● Written instruction
Can you retype every record below exactly as written?

Extracted records:

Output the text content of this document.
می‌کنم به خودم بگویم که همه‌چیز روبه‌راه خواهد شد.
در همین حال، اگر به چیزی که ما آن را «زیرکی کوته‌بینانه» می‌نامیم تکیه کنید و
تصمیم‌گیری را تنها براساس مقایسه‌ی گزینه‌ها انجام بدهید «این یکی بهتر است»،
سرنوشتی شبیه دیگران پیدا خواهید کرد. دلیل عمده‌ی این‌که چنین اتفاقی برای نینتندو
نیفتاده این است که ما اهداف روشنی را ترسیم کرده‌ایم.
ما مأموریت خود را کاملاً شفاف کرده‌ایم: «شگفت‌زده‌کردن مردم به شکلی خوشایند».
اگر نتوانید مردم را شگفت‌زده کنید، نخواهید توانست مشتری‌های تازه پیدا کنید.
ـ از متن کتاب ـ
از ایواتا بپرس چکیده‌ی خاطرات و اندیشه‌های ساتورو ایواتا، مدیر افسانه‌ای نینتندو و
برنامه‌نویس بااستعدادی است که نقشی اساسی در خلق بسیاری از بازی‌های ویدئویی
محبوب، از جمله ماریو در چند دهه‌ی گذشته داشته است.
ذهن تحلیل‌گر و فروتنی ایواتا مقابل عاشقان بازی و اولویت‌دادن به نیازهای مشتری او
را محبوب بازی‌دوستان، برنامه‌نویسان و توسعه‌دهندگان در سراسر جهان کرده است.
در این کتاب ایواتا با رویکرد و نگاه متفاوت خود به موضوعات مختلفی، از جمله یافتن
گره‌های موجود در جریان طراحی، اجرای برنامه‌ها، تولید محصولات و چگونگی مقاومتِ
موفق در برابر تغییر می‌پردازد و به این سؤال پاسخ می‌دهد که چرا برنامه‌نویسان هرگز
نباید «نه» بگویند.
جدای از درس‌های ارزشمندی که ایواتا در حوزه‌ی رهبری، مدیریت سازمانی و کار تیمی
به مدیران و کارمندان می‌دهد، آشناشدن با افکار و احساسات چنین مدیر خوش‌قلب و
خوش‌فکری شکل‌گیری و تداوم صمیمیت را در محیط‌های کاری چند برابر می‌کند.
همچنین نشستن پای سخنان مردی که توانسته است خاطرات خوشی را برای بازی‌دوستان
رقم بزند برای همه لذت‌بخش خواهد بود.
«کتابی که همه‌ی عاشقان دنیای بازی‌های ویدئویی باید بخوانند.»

● Task solution
Output the text content of this document.
می‌کنم به خودم بگویم که همه‌چیز روبه‌راه خواهد شد.
در همین حال، اگر به چیزی که ما آن را «زیرکی کوته‌بینانه» می‌نامیم تکیه کنید و
تصمیم‌گیری را تنها براساس مقایسه‌ی گزینه‌ها انجام بدهید «این یکی بهتر است»،
سرنوشتی شبیه دیگران پیدا خواهید کرد. دلیل عمده‌ی این‌که چنین اتفاقی برای نینتندو
نیفتاده این است که ما اهداف روشنی را ترسیم کرده‌ایم.
ما مأموریت خود را کاملاً شفاف کرده‌ایم: «شگفت‌زده‌کردن مردم به شکلی خوشایند».
اگر نتوانید مردم را شگفت‌زده کنید، نخواهید توانست مشتری‌های تازه پیدا کنید.
ـ از متن کتاب ـ
از ایواتا بپرس چکیده‌ی خاطرات و اندیشه‌های ساتورو ایواتا، مدیر افسانه‌ای نینتندو و
برنامه‌نویس بااستعدادی است که نقشی اساسی در خلق بسیاری از بازی‌های ویدئویی
محبوب، از جمله ماریو در چند دهه‌ی گذشته داشته است.
ذهن تحلیل‌گر و فروتنی ایواتا مقابل عاشقان بازی و اولویت‌دادن به نیازهای مشتری او
را محبوب بازی‌دوستان، برنامه‌نویسان و توسعه‌دهندگان در سراسر جهان کرده است.
در این کتاب ایواتا با رویکرد و نگاه متفاوت خود به موضوعات مختلفی، از جمله یافتن
گره‌های موجود در جریان طراحی، اجرای برنامه‌ها، تولید محصولات و چگونگی مقاومتِ
موفق در برابر تغییر می‌پردازد و به این سؤال پاسخ می‌دهد که چرا برنامه‌نویسان هرگز
نباید «نه» بگویند.
جدای از درس‌های ارزشمندی که ایواتا در حوزه‌ی رهبری، مدیریت سازمانی و کار تیمی
به مدیران و کارمندان می‌دهد، آشناشدن با افکار و احساسات چنین مدیر خوش‌قلب و
خوش‌فکری شکل‌گیری و تداوم صمیمیت را در محیط‌های کاری چند برابر می‌کند.
همچنین نشستن پای سخنان مردی که توانسته است خاطرات خوشی را برای بازی‌دوستان
رقم بزند برای همه لذت‌بخش خواهد بود.
«کتابی که همه‌ی عاشقان دنیای بازی‌های ویدئویی باید بخوانند.»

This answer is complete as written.